▶ [What is being asked]
In the records below, pick out all lines containing the word "fait".

--- Source material ---

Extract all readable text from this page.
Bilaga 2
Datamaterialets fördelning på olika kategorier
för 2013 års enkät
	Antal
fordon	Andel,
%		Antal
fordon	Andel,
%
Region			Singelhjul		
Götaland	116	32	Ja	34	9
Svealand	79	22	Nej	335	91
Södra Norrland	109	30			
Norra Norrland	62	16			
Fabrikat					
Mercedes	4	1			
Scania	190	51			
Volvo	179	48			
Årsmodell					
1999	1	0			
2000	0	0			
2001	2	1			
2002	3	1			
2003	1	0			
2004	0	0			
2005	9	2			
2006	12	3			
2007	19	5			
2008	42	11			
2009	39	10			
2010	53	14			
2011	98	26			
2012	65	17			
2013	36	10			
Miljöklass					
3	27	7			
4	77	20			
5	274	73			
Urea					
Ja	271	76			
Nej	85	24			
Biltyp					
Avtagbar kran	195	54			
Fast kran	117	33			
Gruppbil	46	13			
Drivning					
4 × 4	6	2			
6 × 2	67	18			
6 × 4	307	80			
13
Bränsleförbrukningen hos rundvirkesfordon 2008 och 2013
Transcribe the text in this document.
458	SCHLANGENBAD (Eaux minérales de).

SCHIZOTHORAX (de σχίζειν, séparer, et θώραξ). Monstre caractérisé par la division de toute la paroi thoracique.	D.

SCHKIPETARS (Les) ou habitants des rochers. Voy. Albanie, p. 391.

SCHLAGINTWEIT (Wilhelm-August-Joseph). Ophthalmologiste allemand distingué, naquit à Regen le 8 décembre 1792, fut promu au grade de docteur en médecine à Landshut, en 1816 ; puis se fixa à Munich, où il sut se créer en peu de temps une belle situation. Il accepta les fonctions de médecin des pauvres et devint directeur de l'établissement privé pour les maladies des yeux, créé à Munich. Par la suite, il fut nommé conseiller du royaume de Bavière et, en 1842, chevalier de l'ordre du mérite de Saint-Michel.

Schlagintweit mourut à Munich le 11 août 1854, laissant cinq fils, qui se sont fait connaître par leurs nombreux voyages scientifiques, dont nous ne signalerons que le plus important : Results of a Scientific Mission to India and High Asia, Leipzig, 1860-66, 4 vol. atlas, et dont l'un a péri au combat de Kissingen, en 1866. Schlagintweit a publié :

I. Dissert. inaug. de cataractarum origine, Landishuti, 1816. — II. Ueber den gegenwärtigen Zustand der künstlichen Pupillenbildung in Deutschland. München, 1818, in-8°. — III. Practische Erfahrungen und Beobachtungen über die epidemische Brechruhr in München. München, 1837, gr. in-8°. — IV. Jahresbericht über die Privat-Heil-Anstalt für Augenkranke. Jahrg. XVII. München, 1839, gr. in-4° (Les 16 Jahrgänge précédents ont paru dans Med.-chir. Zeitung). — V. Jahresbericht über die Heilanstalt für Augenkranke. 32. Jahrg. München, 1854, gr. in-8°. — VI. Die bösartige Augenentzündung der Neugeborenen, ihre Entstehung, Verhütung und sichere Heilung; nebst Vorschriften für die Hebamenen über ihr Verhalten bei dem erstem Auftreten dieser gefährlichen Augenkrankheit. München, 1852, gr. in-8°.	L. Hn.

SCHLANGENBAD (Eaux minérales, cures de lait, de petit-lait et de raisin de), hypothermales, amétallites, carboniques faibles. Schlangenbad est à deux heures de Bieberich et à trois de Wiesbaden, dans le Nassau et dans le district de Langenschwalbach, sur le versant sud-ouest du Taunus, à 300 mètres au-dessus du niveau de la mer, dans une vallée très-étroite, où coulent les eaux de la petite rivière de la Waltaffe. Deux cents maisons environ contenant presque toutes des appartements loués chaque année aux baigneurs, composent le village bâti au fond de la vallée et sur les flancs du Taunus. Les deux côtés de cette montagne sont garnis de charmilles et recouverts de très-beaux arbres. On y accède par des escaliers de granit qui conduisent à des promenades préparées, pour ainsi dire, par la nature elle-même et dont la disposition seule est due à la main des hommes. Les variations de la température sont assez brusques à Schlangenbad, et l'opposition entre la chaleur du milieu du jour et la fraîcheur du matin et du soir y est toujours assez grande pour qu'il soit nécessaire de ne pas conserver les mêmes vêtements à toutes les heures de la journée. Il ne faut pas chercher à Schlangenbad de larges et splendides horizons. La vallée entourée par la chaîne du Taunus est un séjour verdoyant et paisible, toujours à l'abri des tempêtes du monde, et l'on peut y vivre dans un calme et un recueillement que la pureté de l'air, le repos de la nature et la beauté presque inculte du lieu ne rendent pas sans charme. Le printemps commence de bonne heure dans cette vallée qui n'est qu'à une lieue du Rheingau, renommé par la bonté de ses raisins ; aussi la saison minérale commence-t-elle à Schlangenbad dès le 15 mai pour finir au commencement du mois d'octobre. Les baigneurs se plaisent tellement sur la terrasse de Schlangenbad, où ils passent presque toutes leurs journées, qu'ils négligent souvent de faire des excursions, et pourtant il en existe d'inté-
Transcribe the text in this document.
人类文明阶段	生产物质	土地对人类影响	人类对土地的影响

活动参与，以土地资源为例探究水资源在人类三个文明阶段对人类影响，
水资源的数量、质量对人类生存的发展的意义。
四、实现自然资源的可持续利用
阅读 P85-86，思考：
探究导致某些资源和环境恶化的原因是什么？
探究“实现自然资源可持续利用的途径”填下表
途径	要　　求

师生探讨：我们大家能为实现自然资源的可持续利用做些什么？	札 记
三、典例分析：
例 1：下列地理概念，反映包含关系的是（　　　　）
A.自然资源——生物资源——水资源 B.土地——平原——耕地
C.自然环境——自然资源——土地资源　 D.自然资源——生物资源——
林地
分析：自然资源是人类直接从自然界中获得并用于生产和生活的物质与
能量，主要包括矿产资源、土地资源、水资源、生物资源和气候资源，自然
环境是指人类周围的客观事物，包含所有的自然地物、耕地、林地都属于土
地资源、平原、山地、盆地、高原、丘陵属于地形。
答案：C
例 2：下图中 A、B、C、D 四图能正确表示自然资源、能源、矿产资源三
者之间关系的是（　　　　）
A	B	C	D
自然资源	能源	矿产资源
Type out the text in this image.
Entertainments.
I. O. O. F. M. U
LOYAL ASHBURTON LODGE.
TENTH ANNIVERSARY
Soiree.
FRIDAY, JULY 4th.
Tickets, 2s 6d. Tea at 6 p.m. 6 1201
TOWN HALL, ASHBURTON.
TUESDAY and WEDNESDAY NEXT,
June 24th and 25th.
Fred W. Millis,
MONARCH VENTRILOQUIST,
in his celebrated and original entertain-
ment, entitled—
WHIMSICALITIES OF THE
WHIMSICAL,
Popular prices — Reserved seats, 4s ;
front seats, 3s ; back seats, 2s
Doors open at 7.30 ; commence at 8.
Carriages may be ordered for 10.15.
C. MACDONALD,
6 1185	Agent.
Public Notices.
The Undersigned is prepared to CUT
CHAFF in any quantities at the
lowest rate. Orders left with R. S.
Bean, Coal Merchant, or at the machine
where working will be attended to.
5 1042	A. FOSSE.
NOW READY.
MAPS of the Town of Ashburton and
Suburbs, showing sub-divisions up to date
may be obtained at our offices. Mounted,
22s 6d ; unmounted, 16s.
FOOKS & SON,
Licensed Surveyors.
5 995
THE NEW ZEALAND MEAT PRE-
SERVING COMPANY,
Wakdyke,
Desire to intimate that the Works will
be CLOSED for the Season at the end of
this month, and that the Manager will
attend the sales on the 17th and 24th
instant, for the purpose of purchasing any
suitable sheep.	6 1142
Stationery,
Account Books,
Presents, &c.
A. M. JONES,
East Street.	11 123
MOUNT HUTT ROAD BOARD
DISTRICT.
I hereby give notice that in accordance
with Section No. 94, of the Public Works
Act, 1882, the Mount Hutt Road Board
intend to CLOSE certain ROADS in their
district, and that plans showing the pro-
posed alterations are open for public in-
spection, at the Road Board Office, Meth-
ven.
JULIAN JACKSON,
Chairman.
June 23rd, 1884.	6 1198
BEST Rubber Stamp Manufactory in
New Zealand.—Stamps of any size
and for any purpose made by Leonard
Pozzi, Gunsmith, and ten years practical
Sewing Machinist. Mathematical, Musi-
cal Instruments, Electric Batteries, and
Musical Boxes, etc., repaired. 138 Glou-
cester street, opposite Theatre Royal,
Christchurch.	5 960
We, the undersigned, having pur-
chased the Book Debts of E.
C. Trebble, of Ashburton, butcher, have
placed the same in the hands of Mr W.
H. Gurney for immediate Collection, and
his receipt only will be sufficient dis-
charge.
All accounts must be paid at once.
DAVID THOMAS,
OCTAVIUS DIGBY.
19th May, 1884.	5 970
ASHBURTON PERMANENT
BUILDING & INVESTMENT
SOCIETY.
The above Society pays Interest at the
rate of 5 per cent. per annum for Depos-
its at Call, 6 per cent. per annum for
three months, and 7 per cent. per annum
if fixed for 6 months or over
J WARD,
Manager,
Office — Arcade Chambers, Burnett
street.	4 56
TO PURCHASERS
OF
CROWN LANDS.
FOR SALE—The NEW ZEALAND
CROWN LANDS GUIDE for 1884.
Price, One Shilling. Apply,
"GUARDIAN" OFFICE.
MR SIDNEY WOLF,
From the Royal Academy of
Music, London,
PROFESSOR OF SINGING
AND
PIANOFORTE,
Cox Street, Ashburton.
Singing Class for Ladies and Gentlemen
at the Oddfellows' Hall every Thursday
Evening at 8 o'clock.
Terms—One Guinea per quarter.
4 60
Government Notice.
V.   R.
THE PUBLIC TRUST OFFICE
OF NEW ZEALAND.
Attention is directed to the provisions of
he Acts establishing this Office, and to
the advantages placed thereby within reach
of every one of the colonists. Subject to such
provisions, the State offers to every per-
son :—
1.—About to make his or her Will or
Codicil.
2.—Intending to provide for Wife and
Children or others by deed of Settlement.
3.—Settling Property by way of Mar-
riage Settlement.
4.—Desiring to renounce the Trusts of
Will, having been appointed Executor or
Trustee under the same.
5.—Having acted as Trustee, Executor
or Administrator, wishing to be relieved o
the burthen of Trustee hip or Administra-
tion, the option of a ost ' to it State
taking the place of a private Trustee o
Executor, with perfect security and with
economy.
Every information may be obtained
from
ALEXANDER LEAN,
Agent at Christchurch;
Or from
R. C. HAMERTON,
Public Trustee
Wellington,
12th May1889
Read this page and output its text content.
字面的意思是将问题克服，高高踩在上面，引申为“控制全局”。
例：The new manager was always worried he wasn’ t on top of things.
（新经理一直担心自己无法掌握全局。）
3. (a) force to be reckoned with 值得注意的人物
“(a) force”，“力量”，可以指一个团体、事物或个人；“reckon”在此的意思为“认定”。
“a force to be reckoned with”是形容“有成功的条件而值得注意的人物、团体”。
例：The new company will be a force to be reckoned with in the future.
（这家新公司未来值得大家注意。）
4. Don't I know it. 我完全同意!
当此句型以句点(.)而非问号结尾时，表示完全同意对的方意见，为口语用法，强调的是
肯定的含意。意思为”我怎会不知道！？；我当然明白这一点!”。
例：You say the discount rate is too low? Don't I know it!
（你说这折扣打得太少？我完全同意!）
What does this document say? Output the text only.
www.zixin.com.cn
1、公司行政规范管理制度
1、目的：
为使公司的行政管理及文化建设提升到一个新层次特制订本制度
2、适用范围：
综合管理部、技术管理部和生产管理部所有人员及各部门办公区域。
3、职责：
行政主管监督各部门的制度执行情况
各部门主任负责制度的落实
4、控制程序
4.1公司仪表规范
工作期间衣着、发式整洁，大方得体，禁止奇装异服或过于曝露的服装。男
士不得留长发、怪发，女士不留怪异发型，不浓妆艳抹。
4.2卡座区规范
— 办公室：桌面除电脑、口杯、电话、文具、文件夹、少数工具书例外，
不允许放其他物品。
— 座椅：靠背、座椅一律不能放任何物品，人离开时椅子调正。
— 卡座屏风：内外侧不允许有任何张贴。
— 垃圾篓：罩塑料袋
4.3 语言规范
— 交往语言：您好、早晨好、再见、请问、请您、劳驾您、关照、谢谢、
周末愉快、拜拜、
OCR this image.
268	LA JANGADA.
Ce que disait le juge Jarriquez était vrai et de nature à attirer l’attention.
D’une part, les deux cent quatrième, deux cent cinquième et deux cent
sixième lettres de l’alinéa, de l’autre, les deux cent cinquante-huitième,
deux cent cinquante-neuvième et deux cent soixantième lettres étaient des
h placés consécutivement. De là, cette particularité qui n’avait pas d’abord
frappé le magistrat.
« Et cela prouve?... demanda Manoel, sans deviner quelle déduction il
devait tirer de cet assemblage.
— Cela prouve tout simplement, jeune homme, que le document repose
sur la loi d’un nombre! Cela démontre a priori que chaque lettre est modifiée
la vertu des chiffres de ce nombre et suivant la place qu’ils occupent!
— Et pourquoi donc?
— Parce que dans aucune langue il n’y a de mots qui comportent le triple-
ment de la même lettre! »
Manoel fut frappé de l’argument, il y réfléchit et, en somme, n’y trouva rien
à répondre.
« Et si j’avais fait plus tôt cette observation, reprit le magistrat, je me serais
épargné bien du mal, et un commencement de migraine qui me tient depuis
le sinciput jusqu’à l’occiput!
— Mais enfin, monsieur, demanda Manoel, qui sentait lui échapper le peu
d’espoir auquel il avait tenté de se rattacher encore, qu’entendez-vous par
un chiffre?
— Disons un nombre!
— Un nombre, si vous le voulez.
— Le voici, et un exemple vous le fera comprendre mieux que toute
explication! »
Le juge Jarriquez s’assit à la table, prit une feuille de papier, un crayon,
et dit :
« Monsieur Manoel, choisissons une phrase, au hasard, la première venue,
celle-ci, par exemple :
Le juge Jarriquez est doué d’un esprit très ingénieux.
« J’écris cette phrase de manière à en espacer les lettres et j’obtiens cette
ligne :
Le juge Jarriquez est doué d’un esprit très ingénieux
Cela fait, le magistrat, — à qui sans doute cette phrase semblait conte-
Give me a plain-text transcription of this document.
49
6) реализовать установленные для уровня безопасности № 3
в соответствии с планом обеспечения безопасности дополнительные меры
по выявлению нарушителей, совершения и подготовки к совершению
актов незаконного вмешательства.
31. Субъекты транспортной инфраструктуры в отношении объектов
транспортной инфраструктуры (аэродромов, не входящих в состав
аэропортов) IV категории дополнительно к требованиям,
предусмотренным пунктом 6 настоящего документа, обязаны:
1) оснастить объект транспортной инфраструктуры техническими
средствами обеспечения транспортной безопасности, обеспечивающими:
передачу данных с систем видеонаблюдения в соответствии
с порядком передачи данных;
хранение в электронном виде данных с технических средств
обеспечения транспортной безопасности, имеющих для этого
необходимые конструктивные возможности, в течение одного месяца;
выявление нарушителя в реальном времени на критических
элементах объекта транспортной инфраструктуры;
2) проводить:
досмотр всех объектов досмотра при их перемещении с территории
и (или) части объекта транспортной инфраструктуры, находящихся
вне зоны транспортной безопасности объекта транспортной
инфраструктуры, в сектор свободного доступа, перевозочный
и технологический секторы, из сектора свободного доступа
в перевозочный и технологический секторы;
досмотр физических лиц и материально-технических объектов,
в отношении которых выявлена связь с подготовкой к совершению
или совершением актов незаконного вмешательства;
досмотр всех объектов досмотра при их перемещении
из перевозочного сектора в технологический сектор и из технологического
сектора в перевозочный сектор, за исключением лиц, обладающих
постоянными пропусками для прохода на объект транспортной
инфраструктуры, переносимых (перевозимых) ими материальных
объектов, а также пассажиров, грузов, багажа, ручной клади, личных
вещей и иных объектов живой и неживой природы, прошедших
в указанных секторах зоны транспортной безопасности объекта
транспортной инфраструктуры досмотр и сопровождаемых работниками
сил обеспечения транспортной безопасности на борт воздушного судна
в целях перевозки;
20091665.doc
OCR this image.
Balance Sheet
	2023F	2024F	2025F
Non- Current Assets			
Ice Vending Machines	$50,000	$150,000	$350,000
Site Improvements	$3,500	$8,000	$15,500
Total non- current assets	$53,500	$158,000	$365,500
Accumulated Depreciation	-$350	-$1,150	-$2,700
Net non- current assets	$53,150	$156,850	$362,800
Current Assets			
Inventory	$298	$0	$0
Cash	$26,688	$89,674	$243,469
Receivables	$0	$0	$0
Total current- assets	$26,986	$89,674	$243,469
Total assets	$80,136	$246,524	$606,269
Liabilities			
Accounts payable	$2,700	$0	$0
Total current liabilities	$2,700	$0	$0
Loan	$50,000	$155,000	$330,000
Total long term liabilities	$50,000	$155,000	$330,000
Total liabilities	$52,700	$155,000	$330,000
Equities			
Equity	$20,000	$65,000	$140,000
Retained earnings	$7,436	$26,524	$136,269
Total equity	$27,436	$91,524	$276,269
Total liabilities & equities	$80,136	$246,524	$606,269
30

---

▶ [Response]
Schlagintweit mourut à Munich le 11 août 1854, laissant cinq fils, qui se sont fait connaître par leurs nombreux voyages scientifiques, dont nous ne signalerons que le plus important : Results of a Scientific Mission to India and High Asia, Leipzig, 1860-66, 4 vol. atlas, et dont l'un a péri au combat de Kissingen, en 1866. Schlagintweit a publié :
« Et si j’avais fait plus tôt cette observation, reprit le magistrat, je me serais
Cela fait, le magistrat, — à qui sans doute cette phrase semblait conte-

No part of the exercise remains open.